- Problem statement -
Give the entries again exactly, every one of them.

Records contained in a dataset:
** BEGIN **
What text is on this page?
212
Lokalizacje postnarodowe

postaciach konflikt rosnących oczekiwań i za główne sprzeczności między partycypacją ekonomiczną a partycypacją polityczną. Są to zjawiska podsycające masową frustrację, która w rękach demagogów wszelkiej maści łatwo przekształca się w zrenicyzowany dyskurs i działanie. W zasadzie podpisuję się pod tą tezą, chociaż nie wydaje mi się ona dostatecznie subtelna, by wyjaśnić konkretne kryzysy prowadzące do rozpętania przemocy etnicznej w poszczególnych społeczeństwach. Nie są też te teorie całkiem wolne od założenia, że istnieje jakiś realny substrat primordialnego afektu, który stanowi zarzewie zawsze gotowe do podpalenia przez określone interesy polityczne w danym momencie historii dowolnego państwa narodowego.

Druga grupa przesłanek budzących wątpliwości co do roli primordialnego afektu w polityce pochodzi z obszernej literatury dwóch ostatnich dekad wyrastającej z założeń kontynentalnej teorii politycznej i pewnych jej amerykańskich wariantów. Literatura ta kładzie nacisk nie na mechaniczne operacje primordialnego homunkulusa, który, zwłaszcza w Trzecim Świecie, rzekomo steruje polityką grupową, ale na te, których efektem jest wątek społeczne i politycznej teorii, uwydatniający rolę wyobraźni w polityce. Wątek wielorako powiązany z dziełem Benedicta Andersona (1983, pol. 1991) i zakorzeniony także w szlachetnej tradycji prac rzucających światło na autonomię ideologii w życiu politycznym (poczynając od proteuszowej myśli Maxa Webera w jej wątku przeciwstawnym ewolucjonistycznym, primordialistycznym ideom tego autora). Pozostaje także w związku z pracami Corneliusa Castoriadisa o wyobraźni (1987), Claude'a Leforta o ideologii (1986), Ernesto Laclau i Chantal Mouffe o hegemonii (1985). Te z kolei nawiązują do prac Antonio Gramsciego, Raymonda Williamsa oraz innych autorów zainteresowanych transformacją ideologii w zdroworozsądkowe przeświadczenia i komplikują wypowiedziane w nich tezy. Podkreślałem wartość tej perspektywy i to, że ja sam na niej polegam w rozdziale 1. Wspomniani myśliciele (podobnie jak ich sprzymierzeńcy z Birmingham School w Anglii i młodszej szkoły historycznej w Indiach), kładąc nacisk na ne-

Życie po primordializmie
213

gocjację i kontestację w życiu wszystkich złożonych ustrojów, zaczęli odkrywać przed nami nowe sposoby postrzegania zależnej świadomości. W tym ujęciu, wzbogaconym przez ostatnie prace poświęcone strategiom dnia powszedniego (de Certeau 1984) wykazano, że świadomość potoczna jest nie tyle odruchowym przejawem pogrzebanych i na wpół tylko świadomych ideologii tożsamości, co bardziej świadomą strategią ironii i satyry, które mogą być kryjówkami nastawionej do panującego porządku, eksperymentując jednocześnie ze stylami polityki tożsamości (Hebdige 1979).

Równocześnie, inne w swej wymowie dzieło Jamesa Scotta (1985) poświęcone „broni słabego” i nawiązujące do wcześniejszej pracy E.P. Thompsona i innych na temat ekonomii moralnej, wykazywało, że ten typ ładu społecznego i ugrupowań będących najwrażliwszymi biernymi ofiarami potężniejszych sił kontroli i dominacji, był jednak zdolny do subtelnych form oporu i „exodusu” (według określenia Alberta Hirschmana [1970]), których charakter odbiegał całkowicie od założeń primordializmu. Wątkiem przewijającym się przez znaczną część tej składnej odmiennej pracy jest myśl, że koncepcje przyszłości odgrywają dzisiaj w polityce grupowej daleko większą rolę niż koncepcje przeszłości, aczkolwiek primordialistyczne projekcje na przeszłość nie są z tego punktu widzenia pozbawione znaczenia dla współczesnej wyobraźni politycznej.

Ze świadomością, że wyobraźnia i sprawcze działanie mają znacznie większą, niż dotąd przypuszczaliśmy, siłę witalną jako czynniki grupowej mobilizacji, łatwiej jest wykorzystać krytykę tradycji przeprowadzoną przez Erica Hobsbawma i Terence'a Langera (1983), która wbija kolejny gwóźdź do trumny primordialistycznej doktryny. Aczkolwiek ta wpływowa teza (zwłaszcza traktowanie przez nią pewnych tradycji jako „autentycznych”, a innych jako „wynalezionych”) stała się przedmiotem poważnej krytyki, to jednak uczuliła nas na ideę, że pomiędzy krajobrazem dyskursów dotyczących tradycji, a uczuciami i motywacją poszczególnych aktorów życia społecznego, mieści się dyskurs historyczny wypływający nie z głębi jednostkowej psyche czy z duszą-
** END **
- Answer to the problem -
What text is on this page?
212
Lokalizacje postnarodowe

postaciach konflikt rosnących oczekiwań i za główne sprzeczności między partycypacją ekonomiczną a partycypacją polityczną. Są to zjawiska podsycające masową frustrację, która w rękach demagogów wszelkiej maści łatwo przekształca się w zrenicyzowany dyskurs i działanie. W zasadzie podpisuję się pod tą tezą, chociaż nie wydaje mi się ona dostatecznie subtelna, by wyjaśnić konkretne kryzysy prowadzące do rozpętania przemocy etnicznej w poszczególnych społeczeństwach. Nie są też te teorie całkiem wolne od założenia, że istnieje jakiś realny substrat primordialnego afektu, który stanowi zarzewie zawsze gotowe do podpalenia przez określone interesy polityczne w danym momencie historii dowolnego państwa narodowego.

Druga grupa przesłanek budzących wątpliwości co do roli primordialnego afektu w polityce pochodzi z obszernej literatury dwóch ostatnich dekad wyrastającej z założeń kontynentalnej teorii politycznej i pewnych jej amerykańskich wariantów. Literatura ta kładzie nacisk nie na mechaniczne operacje primordialnego homunkulusa, który, zwłaszcza w Trzecim Świecie, rzekomo steruje polityką grupową, ale na te, których efektem jest wątek społeczne i politycznej teorii, uwydatniający rolę wyobraźni w polityce. Wątek wielorako powiązany z dziełem Benedicta Andersona (1983, pol. 1991) i zakorzeniony także w szlachetnej tradycji prac rzucających światło na autonomię ideologii w życiu politycznym (poczynając od proteuszowej myśli Maxa Webera w jej wątku przeciwstawnym ewolucjonistycznym, primordialistycznym ideom tego autora). Pozostaje także w związku z pracami Corneliusa Castoriadisa o wyobraźni (1987), Claude'a Leforta o ideologii (1986), Ernesto Laclau i Chantal Mouffe o hegemonii (1985). Te z kolei nawiązują do prac Antonio Gramsciego, Raymonda Williamsa oraz innych autorów zainteresowanych transformacją ideologii w zdroworozsądkowe przeświadczenia i komplikują wypowiedziane w nich tezy. Podkreślałem wartość tej perspektywy i to, że ja sam na niej polegam w rozdziale 1. Wspomniani myśliciele (podobnie jak ich sprzymierzeńcy z Birmingham School w Anglii i młodszej szkoły historycznej w Indiach), kładąc nacisk na ne-

Życie po primordializmie
213

gocjację i kontestację w życiu wszystkich złożonych ustrojów, zaczęli odkrywać przed nami nowe sposoby postrzegania zależnej świadomości. W tym ujęciu, wzbogaconym przez ostatnie prace poświęcone strategiom dnia powszedniego (de Certeau 1984) wykazano, że świadomość potoczna jest nie tyle odruchowym przejawem pogrzebanych i na wpół tylko świadomych ideologii tożsamości, co bardziej świadomą strategią ironii i satyry, które mogą być kryjówkami nastawionej do panującego porządku, eksperymentując jednocześnie ze stylami polityki tożsamości (Hebdige 1979).

Równocześnie, inne w swej wymowie dzieło Jamesa Scotta (1985) poświęcone „broni słabego” i nawiązujące do wcześniejszej pracy E.P. Thompsona i innych na temat ekonomii moralnej, wykazywało, że ten typ ładu społecznego i ugrupowań będących najwrażliwszymi biernymi ofiarami potężniejszych sił kontroli i dominacji, był jednak zdolny do subtelnych form oporu i „exodusu” (według określenia Alberta Hirschmana [1970]), których charakter odbiegał całkowicie od założeń primordializmu. Wątkiem przewijającym się przez znaczną część tej składnej odmiennej pracy jest myśl, że koncepcje przyszłości odgrywają dzisiaj w polityce grupowej daleko większą rolę niż koncepcje przeszłości, aczkolwiek primordialistyczne projekcje na przeszłość nie są z tego punktu widzenia pozbawione znaczenia dla współczesnej wyobraźni politycznej.

Ze świadomością, że wyobraźnia i sprawcze działanie mają znacznie większą, niż dotąd przypuszczaliśmy, siłę witalną jako czynniki grupowej mobilizacji, łatwiej jest wykorzystać krytykę tradycji przeprowadzoną przez Erica Hobsbawma i Terence'a Langera (1983), która wbija kolejny gwóźdź do trumny primordialistycznej doktryny. Aczkolwiek ta wpływowa teza (zwłaszcza traktowanie przez nią pewnych tradycji jako „autentycznych”, a innych jako „wynalezionych”) stała się przedmiotem poważnej krytyki, to jednak uczuliła nas na ideę, że pomiędzy krajobrazem dyskursów dotyczących tradycji, a uczuciami i motywacją poszczególnych aktorów życia społecznego, mieści się dyskurs historyczny wypływający nie z głębi jednostkowej psyche czy z duszą-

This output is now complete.